What to work on =>
Identify the lines that contain the word "Eminescu" and copy each one.

Provided material =>

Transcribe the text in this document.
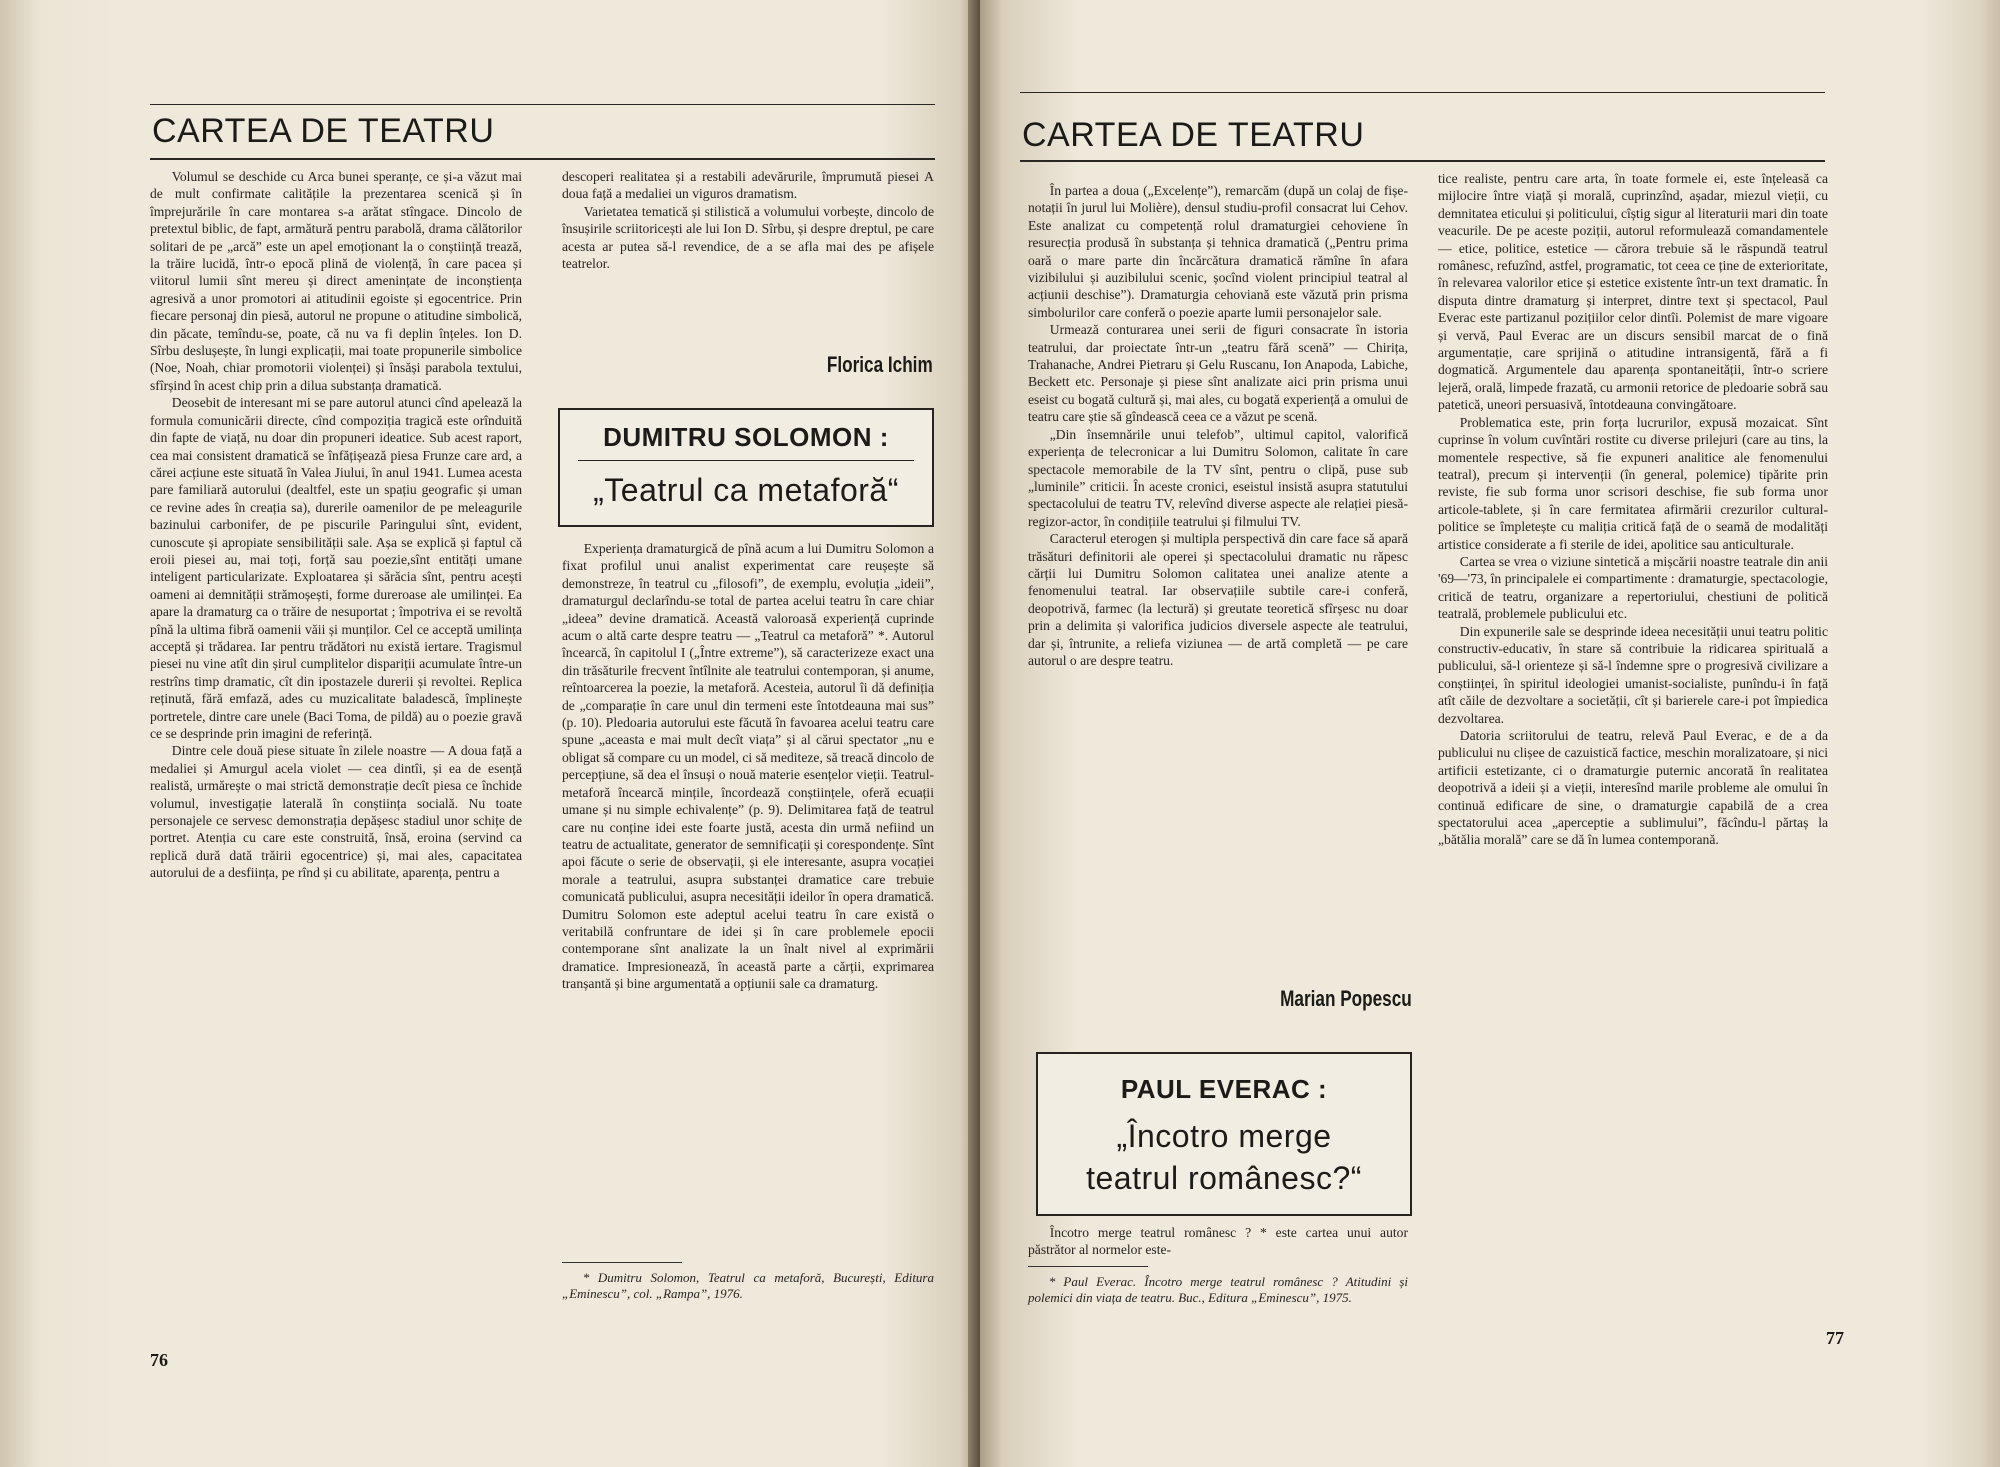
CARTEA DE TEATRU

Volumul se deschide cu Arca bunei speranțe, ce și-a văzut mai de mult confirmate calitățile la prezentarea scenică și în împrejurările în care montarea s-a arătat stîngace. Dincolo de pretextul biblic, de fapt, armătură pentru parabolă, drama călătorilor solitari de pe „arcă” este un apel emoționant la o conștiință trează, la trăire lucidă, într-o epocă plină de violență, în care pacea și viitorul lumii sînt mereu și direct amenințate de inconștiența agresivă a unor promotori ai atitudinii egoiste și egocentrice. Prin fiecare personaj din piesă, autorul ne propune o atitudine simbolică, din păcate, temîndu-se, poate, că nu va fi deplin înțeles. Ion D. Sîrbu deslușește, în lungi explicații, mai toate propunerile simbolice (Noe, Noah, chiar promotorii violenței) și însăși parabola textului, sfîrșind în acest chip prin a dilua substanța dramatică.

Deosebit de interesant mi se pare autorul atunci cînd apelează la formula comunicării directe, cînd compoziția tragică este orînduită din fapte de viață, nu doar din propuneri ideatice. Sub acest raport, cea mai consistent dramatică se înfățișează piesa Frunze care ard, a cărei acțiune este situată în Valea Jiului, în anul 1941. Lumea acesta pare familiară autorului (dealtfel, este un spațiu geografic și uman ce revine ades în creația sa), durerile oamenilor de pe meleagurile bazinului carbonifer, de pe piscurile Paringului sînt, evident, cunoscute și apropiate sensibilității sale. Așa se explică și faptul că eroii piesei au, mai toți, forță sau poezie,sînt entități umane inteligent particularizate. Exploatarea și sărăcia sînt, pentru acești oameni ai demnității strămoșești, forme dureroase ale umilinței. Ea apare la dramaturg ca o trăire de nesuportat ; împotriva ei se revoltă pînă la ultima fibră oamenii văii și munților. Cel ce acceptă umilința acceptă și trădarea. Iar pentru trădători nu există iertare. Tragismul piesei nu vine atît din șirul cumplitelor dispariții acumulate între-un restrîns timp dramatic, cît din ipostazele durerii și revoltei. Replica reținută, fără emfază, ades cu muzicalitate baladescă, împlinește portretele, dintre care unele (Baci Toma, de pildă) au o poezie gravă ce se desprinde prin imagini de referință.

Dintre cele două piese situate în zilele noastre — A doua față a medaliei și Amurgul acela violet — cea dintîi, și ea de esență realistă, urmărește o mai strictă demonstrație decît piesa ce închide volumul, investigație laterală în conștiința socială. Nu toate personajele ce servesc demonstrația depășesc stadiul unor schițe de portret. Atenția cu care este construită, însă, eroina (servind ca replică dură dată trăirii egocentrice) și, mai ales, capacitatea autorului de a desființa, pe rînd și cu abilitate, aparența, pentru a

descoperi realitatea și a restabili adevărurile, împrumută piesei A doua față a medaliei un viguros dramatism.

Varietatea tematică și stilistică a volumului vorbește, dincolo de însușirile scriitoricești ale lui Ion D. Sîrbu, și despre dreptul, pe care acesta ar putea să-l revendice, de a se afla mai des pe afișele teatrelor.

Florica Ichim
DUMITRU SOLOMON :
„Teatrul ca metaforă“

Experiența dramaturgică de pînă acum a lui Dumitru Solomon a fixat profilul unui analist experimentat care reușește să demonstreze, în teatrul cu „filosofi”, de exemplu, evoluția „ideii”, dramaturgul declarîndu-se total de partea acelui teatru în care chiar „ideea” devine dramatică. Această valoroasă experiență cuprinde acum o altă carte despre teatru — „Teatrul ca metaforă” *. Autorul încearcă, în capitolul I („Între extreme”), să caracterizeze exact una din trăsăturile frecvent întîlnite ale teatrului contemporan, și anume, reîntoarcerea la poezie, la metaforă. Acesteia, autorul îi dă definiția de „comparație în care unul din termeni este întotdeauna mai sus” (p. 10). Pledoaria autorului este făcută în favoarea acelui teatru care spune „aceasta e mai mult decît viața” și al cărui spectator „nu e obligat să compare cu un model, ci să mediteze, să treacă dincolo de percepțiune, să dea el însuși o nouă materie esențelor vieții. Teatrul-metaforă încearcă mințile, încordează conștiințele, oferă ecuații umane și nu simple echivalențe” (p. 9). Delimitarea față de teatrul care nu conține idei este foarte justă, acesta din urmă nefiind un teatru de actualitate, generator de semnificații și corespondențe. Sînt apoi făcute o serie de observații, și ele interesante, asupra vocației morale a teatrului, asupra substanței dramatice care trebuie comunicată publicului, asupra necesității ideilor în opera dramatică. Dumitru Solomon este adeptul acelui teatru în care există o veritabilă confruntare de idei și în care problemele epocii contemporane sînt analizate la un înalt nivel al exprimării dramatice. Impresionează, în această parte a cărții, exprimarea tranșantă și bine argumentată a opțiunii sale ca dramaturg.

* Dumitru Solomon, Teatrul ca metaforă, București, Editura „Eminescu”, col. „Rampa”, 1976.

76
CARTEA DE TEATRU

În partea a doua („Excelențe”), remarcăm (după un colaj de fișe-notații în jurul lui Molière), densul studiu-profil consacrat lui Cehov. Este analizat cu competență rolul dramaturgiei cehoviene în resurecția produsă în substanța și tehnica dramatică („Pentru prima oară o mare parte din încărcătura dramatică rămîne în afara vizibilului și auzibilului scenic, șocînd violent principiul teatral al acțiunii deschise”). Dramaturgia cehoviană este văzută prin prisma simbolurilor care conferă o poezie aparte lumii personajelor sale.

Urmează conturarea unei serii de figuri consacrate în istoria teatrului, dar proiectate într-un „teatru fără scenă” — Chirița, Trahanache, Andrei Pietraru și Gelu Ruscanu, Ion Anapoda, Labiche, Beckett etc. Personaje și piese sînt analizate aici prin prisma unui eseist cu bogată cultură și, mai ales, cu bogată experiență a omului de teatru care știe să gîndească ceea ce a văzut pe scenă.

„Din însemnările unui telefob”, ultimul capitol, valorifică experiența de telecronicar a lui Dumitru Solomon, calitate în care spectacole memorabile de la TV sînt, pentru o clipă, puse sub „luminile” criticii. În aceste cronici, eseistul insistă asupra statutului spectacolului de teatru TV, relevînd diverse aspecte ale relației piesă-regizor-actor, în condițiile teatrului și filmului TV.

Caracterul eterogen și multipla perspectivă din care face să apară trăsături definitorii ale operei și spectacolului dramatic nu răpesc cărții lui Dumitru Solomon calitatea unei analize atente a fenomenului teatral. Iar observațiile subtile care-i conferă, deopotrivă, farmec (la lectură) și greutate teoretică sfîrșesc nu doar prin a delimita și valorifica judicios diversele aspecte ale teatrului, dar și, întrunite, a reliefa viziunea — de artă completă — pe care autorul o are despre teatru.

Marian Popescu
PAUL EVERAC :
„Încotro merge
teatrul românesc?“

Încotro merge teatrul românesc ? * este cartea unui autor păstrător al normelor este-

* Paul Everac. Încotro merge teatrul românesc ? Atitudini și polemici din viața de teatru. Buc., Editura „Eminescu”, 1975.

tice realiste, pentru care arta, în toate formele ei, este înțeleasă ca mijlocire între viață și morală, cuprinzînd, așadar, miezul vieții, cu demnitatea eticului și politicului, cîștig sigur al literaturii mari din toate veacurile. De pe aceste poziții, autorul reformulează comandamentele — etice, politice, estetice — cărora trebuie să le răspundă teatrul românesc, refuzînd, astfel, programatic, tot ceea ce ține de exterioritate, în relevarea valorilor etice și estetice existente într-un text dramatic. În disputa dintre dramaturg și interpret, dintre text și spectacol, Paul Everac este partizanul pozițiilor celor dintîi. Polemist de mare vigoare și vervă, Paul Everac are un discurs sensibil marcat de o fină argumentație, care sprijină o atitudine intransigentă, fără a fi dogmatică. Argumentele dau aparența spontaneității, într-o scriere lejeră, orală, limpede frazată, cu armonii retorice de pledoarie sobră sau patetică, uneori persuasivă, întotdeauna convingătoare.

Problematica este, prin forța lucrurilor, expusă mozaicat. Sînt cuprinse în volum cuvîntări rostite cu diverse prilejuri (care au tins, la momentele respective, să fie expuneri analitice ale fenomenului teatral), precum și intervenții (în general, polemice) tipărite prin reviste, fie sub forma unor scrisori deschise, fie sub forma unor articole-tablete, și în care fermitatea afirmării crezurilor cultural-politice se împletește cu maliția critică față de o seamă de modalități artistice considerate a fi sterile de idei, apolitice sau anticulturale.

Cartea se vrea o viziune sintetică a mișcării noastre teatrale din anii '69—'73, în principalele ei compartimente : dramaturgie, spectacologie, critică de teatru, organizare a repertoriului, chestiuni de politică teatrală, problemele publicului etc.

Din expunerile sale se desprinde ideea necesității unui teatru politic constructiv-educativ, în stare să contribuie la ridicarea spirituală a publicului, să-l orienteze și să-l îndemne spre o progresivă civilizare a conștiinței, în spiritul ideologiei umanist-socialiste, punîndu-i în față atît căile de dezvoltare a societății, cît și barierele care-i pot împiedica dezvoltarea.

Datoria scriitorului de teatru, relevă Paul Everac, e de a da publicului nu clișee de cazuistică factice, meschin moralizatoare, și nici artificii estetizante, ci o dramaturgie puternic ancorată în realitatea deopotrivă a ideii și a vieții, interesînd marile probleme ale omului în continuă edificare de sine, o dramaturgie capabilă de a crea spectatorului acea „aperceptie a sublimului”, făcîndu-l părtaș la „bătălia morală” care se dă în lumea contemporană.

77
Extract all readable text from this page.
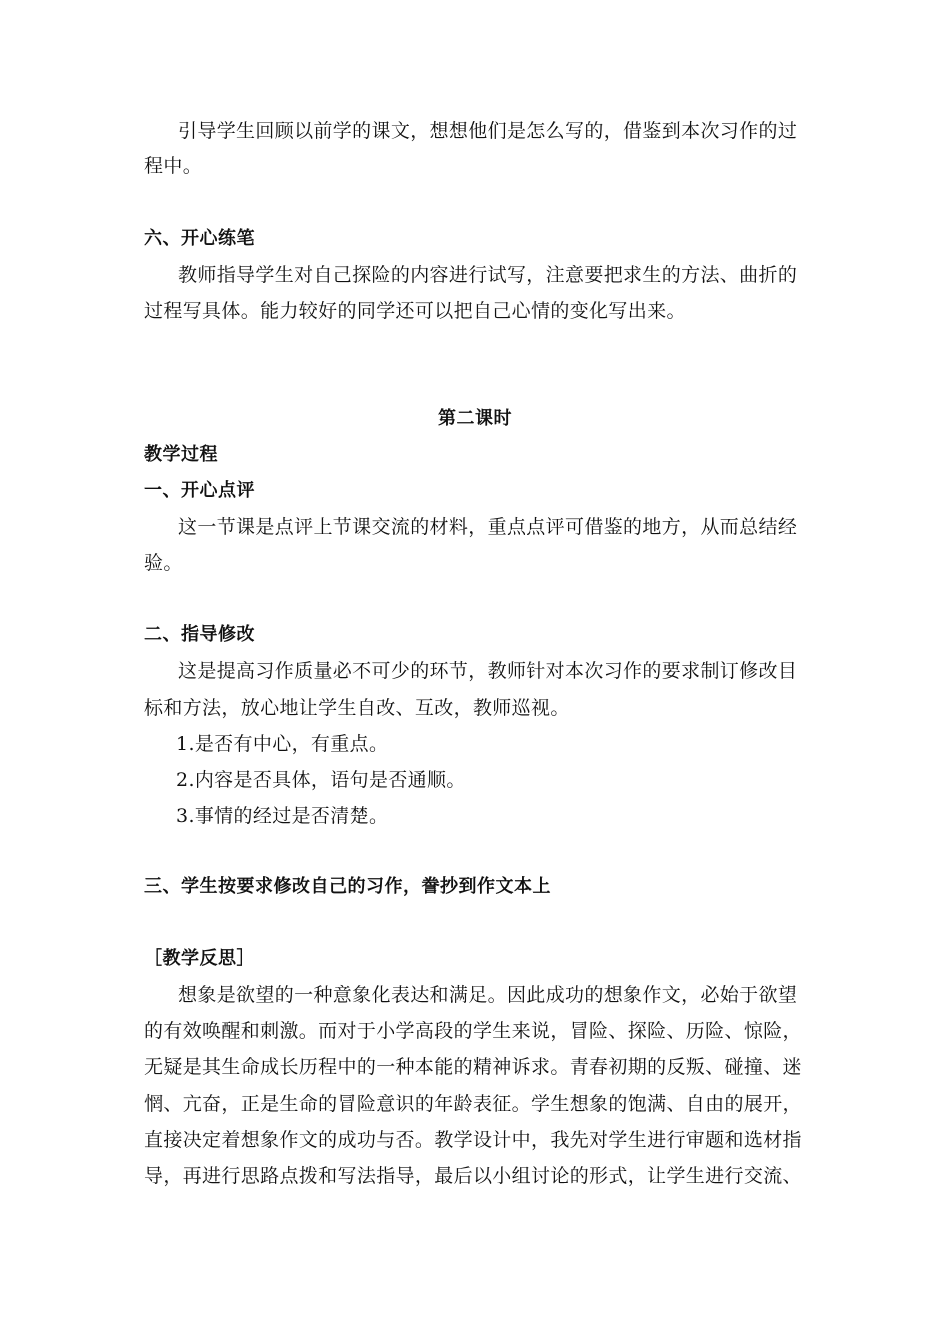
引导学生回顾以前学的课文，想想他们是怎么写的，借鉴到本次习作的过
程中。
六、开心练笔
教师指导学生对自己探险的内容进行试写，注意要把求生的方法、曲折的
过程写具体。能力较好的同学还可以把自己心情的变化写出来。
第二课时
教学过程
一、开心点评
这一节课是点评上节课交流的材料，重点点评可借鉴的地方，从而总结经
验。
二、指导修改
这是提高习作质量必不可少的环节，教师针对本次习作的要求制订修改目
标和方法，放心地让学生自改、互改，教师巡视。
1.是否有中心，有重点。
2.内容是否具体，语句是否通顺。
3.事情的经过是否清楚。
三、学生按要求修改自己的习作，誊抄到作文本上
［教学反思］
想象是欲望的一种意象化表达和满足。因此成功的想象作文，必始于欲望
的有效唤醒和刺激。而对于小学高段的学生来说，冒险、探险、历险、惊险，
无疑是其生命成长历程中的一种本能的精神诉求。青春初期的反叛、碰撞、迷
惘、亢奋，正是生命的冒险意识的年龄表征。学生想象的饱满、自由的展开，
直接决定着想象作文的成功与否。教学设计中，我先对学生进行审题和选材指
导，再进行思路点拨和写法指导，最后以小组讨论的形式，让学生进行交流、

Written answer =>
* Dumitru Solomon, Teatrul ca metaforă, București, Editura „Eminescu”, col. „Rampa”, 1976.
* Paul Everac. Încotro merge teatrul românesc ? Atitudini și polemici din viața de teatru. Buc., Editura „Eminescu”, 1975.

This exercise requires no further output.